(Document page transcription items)
•••
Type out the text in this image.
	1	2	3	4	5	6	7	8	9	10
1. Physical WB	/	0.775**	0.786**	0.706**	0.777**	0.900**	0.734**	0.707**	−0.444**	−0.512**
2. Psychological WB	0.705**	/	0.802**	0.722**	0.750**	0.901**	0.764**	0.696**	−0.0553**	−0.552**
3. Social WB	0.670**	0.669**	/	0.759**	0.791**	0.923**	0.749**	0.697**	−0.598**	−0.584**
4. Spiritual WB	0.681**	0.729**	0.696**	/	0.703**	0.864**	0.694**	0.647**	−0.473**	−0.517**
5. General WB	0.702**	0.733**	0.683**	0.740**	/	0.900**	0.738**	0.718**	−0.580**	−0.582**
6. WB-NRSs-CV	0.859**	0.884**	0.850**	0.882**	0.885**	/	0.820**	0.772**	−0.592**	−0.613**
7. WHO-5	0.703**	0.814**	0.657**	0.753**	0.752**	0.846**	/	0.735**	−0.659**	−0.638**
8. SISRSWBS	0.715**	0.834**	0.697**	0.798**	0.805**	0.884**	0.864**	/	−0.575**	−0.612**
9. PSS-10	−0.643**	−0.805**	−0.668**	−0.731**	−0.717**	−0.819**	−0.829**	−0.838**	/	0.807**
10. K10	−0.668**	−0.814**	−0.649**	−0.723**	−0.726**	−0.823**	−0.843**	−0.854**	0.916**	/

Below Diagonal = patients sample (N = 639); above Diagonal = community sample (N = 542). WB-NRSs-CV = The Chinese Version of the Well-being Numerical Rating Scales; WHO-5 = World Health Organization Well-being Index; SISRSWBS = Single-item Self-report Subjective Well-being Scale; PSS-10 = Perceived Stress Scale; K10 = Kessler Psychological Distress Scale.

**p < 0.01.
•••
» YOUR OBJECTIVE
Reproduce each entry exactly, leaving out nothing.

» OUTPUT OF THE TASK
Type out the text in this image.
	1	2	3	4	5	6	7	8	9	10
1. Physical WB	/	0.775**	0.786**	0.706**	0.777**	0.900**	0.734**	0.707**	−0.444**	−0.512**
2. Psychological WB	0.705**	/	0.802**	0.722**	0.750**	0.901**	0.764**	0.696**	−0.0553**	−0.552**
3. Social WB	0.670**	0.669**	/	0.759**	0.791**	0.923**	0.749**	0.697**	−0.598**	−0.584**
4. Spiritual WB	0.681**	0.729**	0.696**	/	0.703**	0.864**	0.694**	0.647**	−0.473**	−0.517**
5. General WB	0.702**	0.733**	0.683**	0.740**	/	0.900**	0.738**	0.718**	−0.580**	−0.582**
6. WB-NRSs-CV	0.859**	0.884**	0.850**	0.882**	0.885**	/	0.820**	0.772**	−0.592**	−0.613**
7. WHO-5	0.703**	0.814**	0.657**	0.753**	0.752**	0.846**	/	0.735**	−0.659**	−0.638**
8. SISRSWBS	0.715**	0.834**	0.697**	0.798**	0.805**	0.884**	0.864**	/	−0.575**	−0.612**
9. PSS-10	−0.643**	−0.805**	−0.668**	−0.731**	−0.717**	−0.819**	−0.829**	−0.838**	/	0.807**
10. K10	−0.668**	−0.814**	−0.649**	−0.723**	−0.726**	−0.823**	−0.843**	−0.854**	0.916**	/

Below Diagonal = patients sample (N = 639); above Diagonal = community sample (N = 542). WB-NRSs-CV = The Chinese Version of the Well-being Numerical Rating Scales; WHO-5 = World Health Organization Well-being Index; SISRSWBS = Single-item Self-report Subjective Well-being Scale; PSS-10 = Perceived Stress Scale; K10 = Kessler Psychological Distress Scale.

**p < 0.01.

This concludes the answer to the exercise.